--- PASSAGE GIVEN ---

BY: MATTHEW CHIN
NASA recently announced eight new studies to improve supersonic technology in order to become a more efficient, cheaper and relatively eco-friendly form of commercial air travel. The total of the eight studies equate to about $6 million.
In 2003, the aircraft Concorde—after almost three decades of supersonic commercial aircraft—had ended when British Airways found the falling revenue was not worth the investment to keep the plane in the air.
Now, 12 years later, NASA is planning to reinvent supersonic travel with over one-third of the research going toward creating a quieter experience and reducing the environmental impact to hopefully prove that it is worth the investment from major airliners.
Photo: LOCKHEED MARTIN
Supersonic planes are said to be less turbulent given the speed, providing a more comfortable flight than subsonic based on the design. Wyle Laboratories have been granted $1.2 million to conduct a three-year study, which will focus on how turbulence influences sonic booms to make the supersonic travel. Another $1.2 million was given to the Massachusetts Institute of Technology for a four-year study on how the emissions from supersonic aircrafts impact the environment, in order to develop a more ecologically friendly plane.

---

• STATED TASK 1:
For each statement about the article on supersonic travel, answer yes or no and quote the words of the article that decide it: (a) the eight studies together come to about $6 million; (b) British Airways ended Concorde flights because of safety concerns; (c) the Wyle Laboratories study is planned to run for four years.
• STATED TASK 2:
Resume the article on supersonic travel after its final sentence.
The material after this point is separate from the article on supersonic travel.

--- LISTED RECORDS ---

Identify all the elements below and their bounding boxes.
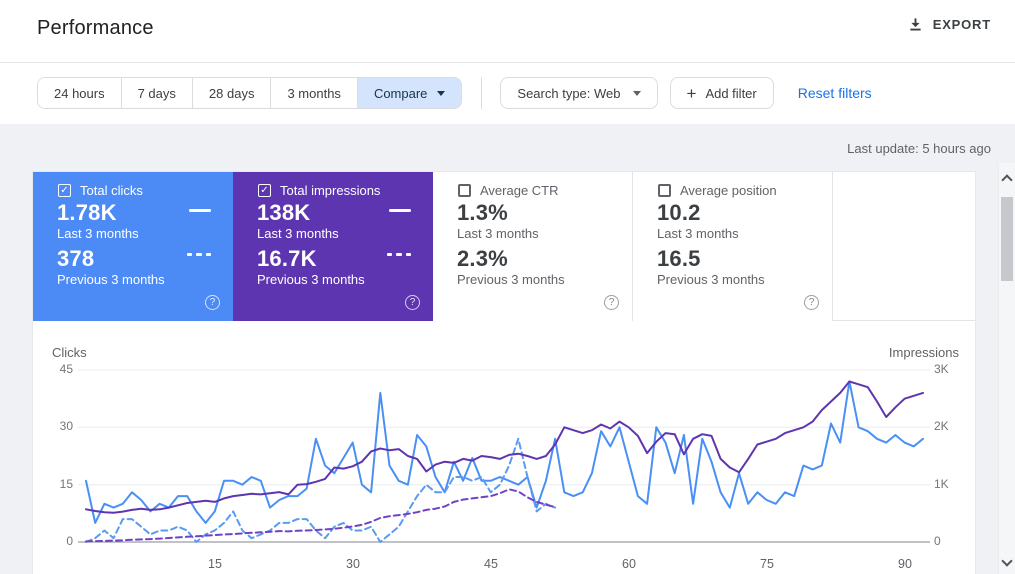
current-period: Last 3 months	[57, 226, 139, 241]
scroll-down-icon[interactable]	[1001, 555, 1012, 566]
average-position-card[interactable]: Average position 10.2 Last 3 months 16.5…	[633, 172, 833, 321]
compare-label: Compare	[374, 86, 427, 101]
performance-chart[interactable]: Clicks Impressions 015304501K2K3K1530456…	[33, 322, 975, 574]
left-axis-tick: 15	[41, 477, 73, 491]
header-divider	[0, 62, 1015, 63]
add-filter-button[interactable]: + Add filter	[670, 77, 774, 109]
x-axis-tick: 75	[749, 557, 785, 571]
right-axis-tick: 3K	[934, 362, 968, 376]
add-filter-label: Add filter	[705, 86, 756, 101]
x-axis-tick: 60	[611, 557, 647, 571]
left-axis-tick: 45	[41, 362, 73, 376]
search-console-performance-page: Performance EXPORT 24 hours 7 days 28 da…	[0, 0, 1015, 574]
current-value: 1.3%	[457, 200, 508, 226]
export-button[interactable]: EXPORT	[908, 17, 991, 32]
metric-cards: ✓ Total clicks 1.78K Last 3 months 378 P…	[33, 172, 975, 321]
current-period: Last 3 months	[257, 226, 339, 241]
help-icon[interactable]: ?	[604, 295, 619, 310]
filter-bar: 24 hours 7 days 28 days 3 months Compare…	[37, 77, 872, 109]
dashed-line-legend-icon	[187, 253, 211, 256]
card-label: Average CTR	[480, 183, 559, 198]
previous-period: Previous 3 months	[457, 272, 565, 287]
previous-value: 378	[57, 246, 94, 272]
range-28-days[interactable]: 28 days	[192, 78, 271, 108]
search-type-dropdown[interactable]: Search type: Web	[500, 77, 657, 109]
scroll-up-icon[interactable]	[1001, 174, 1012, 185]
previous-value: 16.7K	[257, 246, 317, 272]
previous-period: Previous 3 months	[257, 272, 365, 287]
x-axis-tick: 45	[473, 557, 509, 571]
checkbox-unchecked-icon[interactable]	[658, 184, 671, 197]
total-clicks-card[interactable]: ✓ Total clicks 1.78K Last 3 months 378 P…	[33, 172, 233, 321]
plus-icon: +	[687, 85, 697, 102]
series-line-2	[86, 382, 923, 513]
range-24-hours[interactable]: 24 hours	[38, 78, 121, 108]
last-update-text: Last update: 5 hours ago	[847, 141, 991, 156]
current-value: 10.2	[657, 200, 701, 226]
solid-line-legend-icon	[389, 209, 411, 212]
left-axis-tick: 30	[41, 419, 73, 433]
solid-line-legend-icon	[189, 209, 211, 212]
page-title: Performance	[37, 17, 154, 40]
report-panel: ✓ Total clicks 1.78K Last 3 months 378 P…	[33, 172, 975, 574]
reset-filters-link[interactable]: Reset filters	[798, 85, 872, 101]
filter-divider	[481, 77, 482, 109]
average-ctr-card[interactable]: Average CTR 1.3% Last 3 months 2.3% Prev…	[433, 172, 633, 321]
previous-period: Previous 3 months	[57, 272, 165, 287]
checkbox-checked-icon[interactable]: ✓	[58, 184, 71, 197]
current-period: Last 3 months	[457, 226, 539, 241]
checkbox-checked-icon[interactable]: ✓	[258, 184, 271, 197]
x-axis-tick: 30	[335, 557, 371, 571]
date-range-group: 24 hours 7 days 28 days 3 months Compare	[37, 77, 462, 109]
x-axis-tick: 15	[197, 557, 233, 571]
help-icon[interactable]: ?	[804, 295, 819, 310]
right-axis-tick: 1K	[934, 477, 968, 491]
compare-dropdown[interactable]: Compare	[357, 78, 461, 108]
chevron-down-icon	[633, 91, 641, 96]
right-axis-tick: 2K	[934, 419, 968, 433]
current-period: Last 3 months	[657, 226, 739, 241]
chart-plot[interactable]	[33, 322, 975, 574]
export-label: EXPORT	[933, 17, 991, 32]
card-label: Average position	[680, 183, 777, 198]
help-icon[interactable]: ?	[205, 295, 220, 310]
previous-value: 16.5	[657, 246, 701, 272]
right-axis-tick: 0	[934, 534, 968, 548]
current-value: 1.78K	[57, 200, 117, 226]
previous-value: 2.3%	[457, 246, 508, 272]
previous-period: Previous 3 months	[657, 272, 765, 287]
vertical-scrollbar[interactable]	[998, 163, 1015, 574]
scrollbar-thumb[interactable]	[1001, 197, 1013, 281]
checkbox-unchecked-icon[interactable]	[458, 184, 471, 197]
current-value: 138K	[257, 200, 310, 226]
total-impressions-card[interactable]: ✓ Total impressions 138K Last 3 months 1…	[233, 172, 433, 321]
download-icon	[908, 17, 923, 32]
content-area: Last update: 5 hours ago ✓ Total clicks …	[0, 124, 1015, 574]
dashed-line-legend-icon	[387, 253, 411, 256]
range-3-months[interactable]: 3 months	[270, 78, 356, 108]
card-label: Total impressions	[280, 183, 380, 198]
range-7-days[interactable]: 7 days	[121, 78, 192, 108]
card-label: Total clicks	[80, 183, 143, 198]
chevron-down-icon	[437, 91, 445, 96]
help-icon[interactable]: ?	[405, 295, 420, 310]
x-axis-tick: 90	[887, 557, 923, 571]
search-type-label: Search type: Web	[517, 86, 620, 101]
left-axis-tick: 0	[41, 534, 73, 548]
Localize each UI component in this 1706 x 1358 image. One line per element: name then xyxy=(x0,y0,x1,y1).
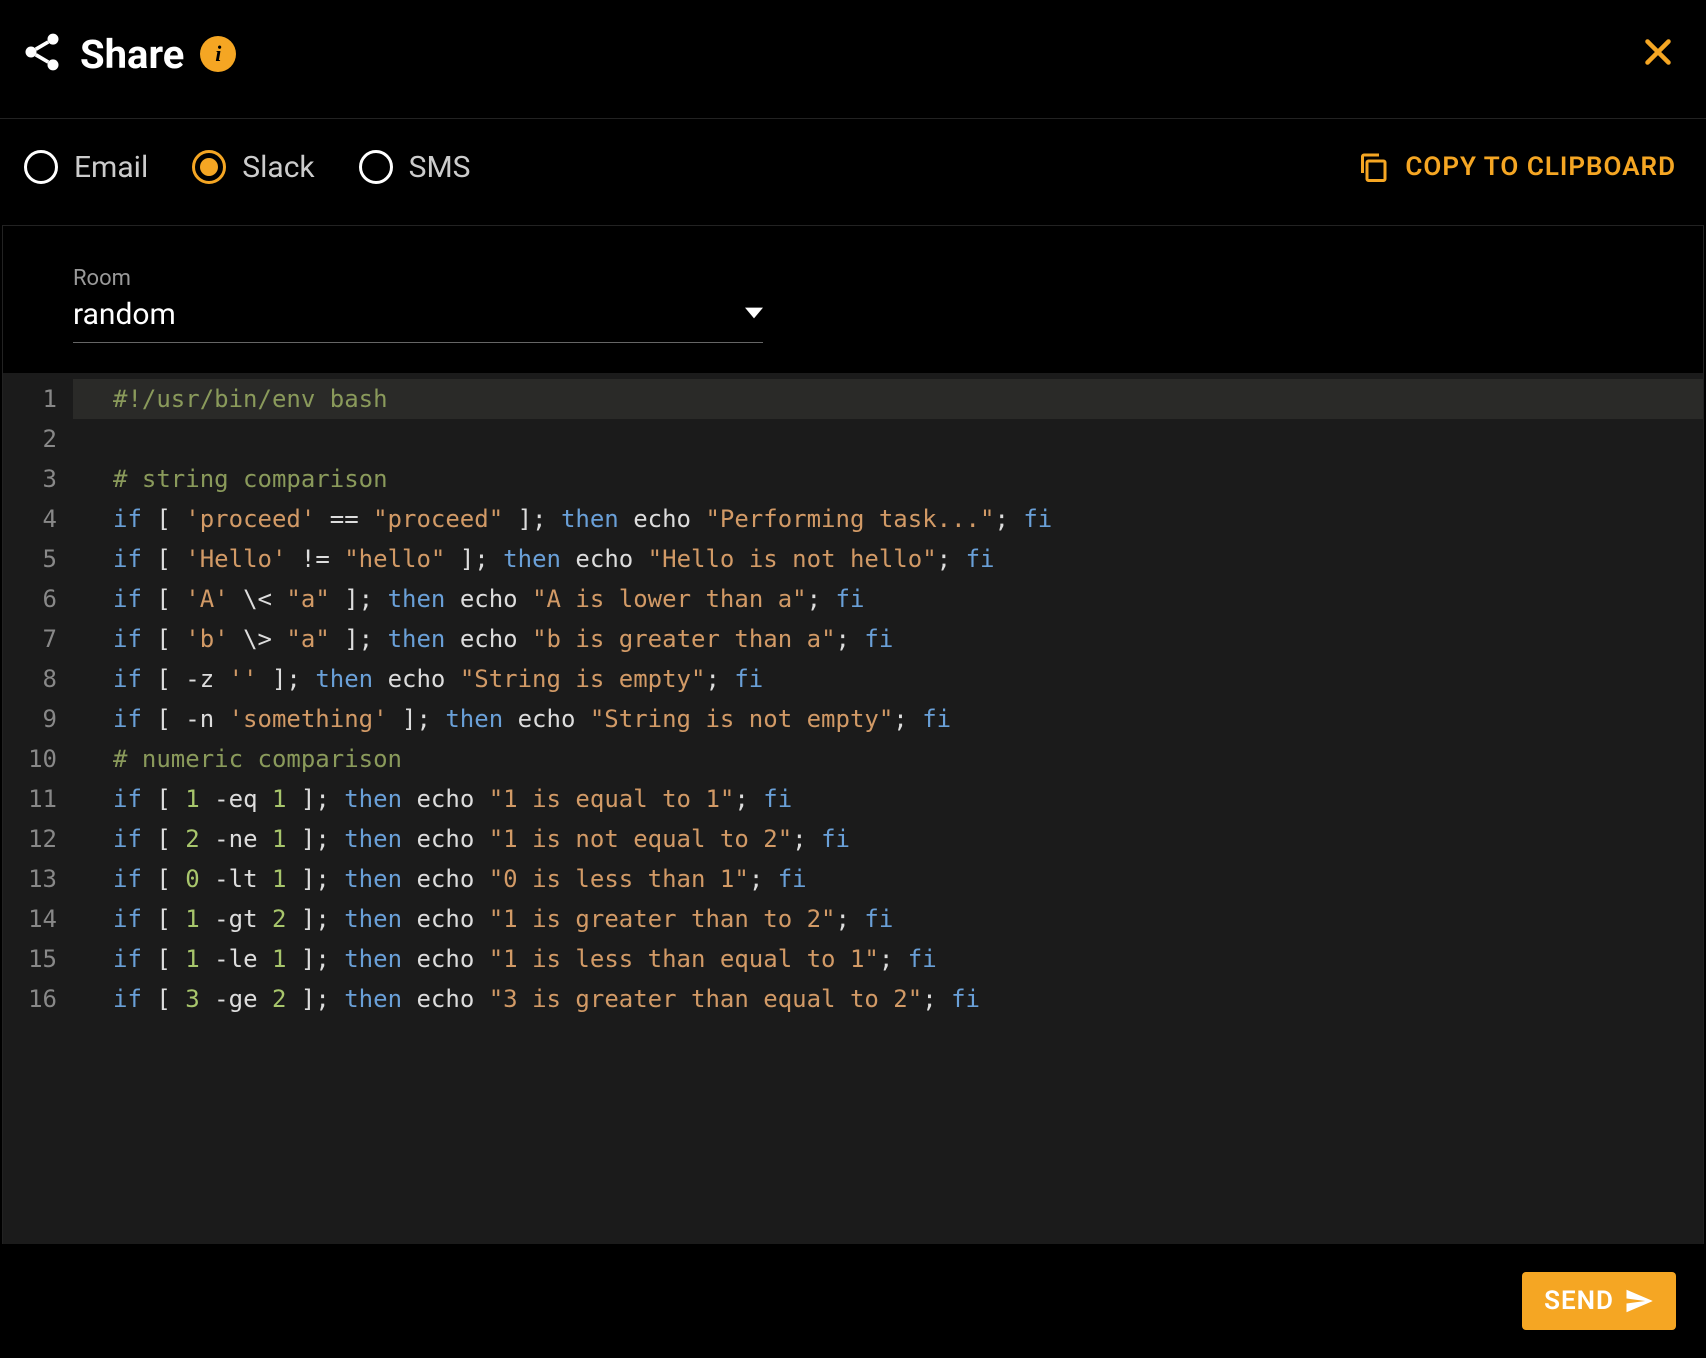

---

• EXPECTED OUTPUT 1:
(a) Yes: "The total of the eight studies equate to about $6 million."
(b) No: "British Airways found the falling revenue was not worth the investment to keep the plane in the air."
(c) No: "Wyle Laboratories have been granted $1.2 million to conduct a three-year study"

• EXPECTED OUTPUT 2:
There are many issues with the current supersonic technology that make it an impractical form of air travel. Some issues include the potential to damage the ozone as supersonic planes travel at a higher altitude, the questionable efficiency of using more fuel but for a shorter time and especially the noise—which inhibits supersonic aircrafts from travelling certain routes or forces them to fly at subsonic speeds.
With research being conducted at some of the highest technological institutes in America including MIT, NASA hopes to revolutionize aviation as a whole.
With over 87,000 flights in the United States every day, supersonic planes could help limit the airtime of passengers to increase productivity.
Inside NASA’s Supersonic Wind Tunnel, technician Dan Pitts inspects Boeing’s 1.79% scale model of the supersonic plane
Photo: NASA/Quentin Schwinn
The main attraction of supersonic travel is the efficiency, as you can get from your destination in half the time of a standard flight, with speeds that range around 2,000 km/h, according to Daily Mail. If NASA can find ways to limit the noise and fuel consumption, supersonic travel could potentially be a viable option in airspace travel, albeit the cost to fly in this plane must be affordable for the majority of people.
Another potential possibility for having supersonic travel is to transport organs overseas more quickly, connecting global markets in a faster form.
By researching how to make supersonic jets more efficient, NASA is providing alternatives to traditional planes in terms of cutting down on time, and hopefully can create competition with subsonic jets to increase efficiency, reduce environmental impact, and decrease the already exorbitant price of subsonic flights.
With research mostly lasting one to two years, NASA plans to have business-jet-sized supersonic planes in production by 2025 and commercial planes by 2030. Perhaps in the future, once supersonic commercial jets take flight, further research can be done to explore alternative fuel sources to make the planes not just fast, but entirely green.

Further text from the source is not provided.